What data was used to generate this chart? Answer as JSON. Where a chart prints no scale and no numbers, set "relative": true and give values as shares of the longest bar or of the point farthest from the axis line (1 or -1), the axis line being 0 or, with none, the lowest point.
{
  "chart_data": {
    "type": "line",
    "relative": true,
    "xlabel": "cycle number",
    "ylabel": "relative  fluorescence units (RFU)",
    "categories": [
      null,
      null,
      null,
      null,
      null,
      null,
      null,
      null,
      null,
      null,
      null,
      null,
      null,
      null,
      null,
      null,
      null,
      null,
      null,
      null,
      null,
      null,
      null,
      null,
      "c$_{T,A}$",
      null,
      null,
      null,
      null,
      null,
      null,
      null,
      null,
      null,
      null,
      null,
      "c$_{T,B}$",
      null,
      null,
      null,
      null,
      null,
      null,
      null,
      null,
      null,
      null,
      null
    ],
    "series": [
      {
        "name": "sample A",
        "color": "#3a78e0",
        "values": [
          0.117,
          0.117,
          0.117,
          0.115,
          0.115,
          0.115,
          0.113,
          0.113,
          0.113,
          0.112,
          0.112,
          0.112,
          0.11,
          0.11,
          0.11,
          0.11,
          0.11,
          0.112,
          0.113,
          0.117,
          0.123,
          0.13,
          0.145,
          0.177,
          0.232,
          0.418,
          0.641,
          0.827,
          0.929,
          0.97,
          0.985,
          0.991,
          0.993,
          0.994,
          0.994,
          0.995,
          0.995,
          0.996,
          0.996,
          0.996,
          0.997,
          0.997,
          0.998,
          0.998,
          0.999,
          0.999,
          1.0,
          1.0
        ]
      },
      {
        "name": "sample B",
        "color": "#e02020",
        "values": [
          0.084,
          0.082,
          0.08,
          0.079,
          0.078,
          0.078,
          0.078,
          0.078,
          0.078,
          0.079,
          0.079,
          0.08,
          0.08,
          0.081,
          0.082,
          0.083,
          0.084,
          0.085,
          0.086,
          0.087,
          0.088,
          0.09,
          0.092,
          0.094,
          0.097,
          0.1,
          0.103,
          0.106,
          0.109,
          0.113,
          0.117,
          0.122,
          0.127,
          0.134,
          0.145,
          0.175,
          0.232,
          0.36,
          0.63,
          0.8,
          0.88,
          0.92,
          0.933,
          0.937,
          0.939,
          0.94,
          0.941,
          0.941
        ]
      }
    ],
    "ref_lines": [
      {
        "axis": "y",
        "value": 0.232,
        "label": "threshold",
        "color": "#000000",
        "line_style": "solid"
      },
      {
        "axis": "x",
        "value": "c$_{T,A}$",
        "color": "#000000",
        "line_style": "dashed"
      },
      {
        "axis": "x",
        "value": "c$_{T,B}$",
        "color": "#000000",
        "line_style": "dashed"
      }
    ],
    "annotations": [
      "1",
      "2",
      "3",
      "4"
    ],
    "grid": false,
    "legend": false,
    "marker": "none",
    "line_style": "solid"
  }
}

++++++

= TASK STATEMENT =
Repeat all of the entries exactly.

= SOLVED PROBLEM =
What data was used to generate this chart? Answer as JSON. Where a chart prints no scale and no numbers, set "relative": true and give values as shares of the longest bar or of the point farthest from the axis line (1 or -1), the axis line being 0 or, with none, the lowest point.
{
  "chart_data": {
    "type": "line",
    "relative": true,
    "xlabel": "cycle number",
    "ylabel": "relative  fluorescence units (RFU)",
    "categories": [
      null,
      null,
      null,
      null,
      null,
      null,
      null,
      null,
      null,
      null,
      null,
      null,
      null,
      null,
      null,
      null,
      null,
      null,
      null,
      null,
      null,
      null,
      null,
      null,
      "c$_{T,A}$",
      null,
      null,
      null,
      null,
      null,
      null,
      null,
      null,
      null,
      null,
      null,
      "c$_{T,B}$",
      null,
      null,
      null,
      null,
      null,
      null,
      null,
      null,
      null,
      null,
      null
    ],
    "series": [
      {
        "name": "sample A",
        "color": "#3a78e0",
        "values": [
          0.117,
          0.117,
          0.117,
          0.115,
          0.115,
          0.115,
          0.113,
          0.113,
          0.113,
          0.112,
          0.112,
          0.112,
          0.11,
          0.11,
          0.11,
          0.11,
          0.11,
          0.112,
          0.113,
          0.117,
          0.123,
          0.13,
          0.145,
          0.177,
          0.232,
          0.418,
          0.641,
          0.827,
          0.929,
          0.97,
          0.985,
          0.991,
          0.993,
          0.994,
          0.994,
          0.995,
          0.995,
          0.996,
          0.996,
          0.996,
          0.997,
          0.997,
          0.998,
          0.998,
          0.999,
          0.999,
          1.0,
          1.0
        ]
      },
      {
        "name": "sample B",
        "color": "#e02020",
        "values": [
          0.084,
          0.082,
          0.08,
          0.079,
          0.078,
          0.078,
          0.078,
          0.078,
          0.078,
          0.079,
          0.079,
          0.08,
          0.08,
          0.081,
          0.082,
          0.083,
          0.084,
          0.085,
          0.086,
          0.087,
          0.088,
          0.09,
          0.092,
          0.094,
          0.097,
          0.1,
          0.103,
          0.106,
          0.109,
          0.113,
          0.117,
          0.122,
          0.127,
          0.134,
          0.145,
          0.175,
          0.232,
          0.36,
          0.63,
          0.8,
          0.88,
          0.92,
          0.933,
          0.937,
          0.939,
          0.94,
          0.941,
          0.941
        ]
      }
    ],
    "ref_lines": [
      {
        "axis": "y",
        "value": 0.232,
        "label": "threshold",
        "color": "#000000",
        "line_style": "solid"
      },
      {
        "axis": "x",
        "value": "c$_{T,A}$",
        "color": "#000000",
        "line_style": "dashed"
      },
      {
        "axis": "x",
        "value": "c$_{T,B}$",
        "color": "#000000",
        "line_style": "dashed"
      }
    ],
    "annotations": [
      "1",
      "2",
      "3",
      "4"
    ],
    "grid": false,
    "legend": false,
    "marker": "none",
    "line_style": "solid"
  }
}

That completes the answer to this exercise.